_Source records_:
»»

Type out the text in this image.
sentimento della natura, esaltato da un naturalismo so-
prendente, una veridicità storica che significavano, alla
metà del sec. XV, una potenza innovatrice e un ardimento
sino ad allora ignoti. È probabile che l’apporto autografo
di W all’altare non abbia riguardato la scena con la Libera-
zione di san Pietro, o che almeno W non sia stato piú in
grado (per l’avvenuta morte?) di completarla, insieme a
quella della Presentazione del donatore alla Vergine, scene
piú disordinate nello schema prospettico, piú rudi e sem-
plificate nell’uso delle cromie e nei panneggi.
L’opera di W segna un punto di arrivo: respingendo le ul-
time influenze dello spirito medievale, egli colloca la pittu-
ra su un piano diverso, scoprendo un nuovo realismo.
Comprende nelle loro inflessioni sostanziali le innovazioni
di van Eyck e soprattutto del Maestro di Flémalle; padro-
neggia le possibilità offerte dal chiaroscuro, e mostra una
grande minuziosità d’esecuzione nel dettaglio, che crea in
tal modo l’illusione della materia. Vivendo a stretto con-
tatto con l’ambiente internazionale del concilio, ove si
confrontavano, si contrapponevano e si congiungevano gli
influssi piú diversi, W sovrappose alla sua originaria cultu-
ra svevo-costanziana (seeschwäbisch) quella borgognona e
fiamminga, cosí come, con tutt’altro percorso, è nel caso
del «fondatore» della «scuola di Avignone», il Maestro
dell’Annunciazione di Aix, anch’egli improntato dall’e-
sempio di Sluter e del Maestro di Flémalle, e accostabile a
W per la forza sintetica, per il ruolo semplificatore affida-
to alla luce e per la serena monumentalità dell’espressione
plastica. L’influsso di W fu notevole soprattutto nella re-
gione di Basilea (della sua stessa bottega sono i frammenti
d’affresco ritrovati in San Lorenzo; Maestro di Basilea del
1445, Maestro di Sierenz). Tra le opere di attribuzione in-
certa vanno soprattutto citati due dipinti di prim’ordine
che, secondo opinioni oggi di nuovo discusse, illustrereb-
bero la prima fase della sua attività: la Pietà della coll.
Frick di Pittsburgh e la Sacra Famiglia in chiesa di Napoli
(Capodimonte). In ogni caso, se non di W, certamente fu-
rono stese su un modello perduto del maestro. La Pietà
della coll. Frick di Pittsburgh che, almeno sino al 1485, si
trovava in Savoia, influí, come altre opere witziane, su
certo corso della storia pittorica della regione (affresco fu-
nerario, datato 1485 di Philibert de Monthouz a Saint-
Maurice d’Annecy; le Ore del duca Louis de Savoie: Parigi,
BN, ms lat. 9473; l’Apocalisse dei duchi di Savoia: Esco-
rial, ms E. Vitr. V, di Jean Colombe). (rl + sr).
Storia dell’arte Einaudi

««

_What the task asks_:
Extract every line containing the string "Flémalle" from the data above.

_Reply_:
di van Eyck e soprattutto del Maestro di Flémalle; padro-
sempio di Sluter e del Maestro di Flémalle, e accostabile a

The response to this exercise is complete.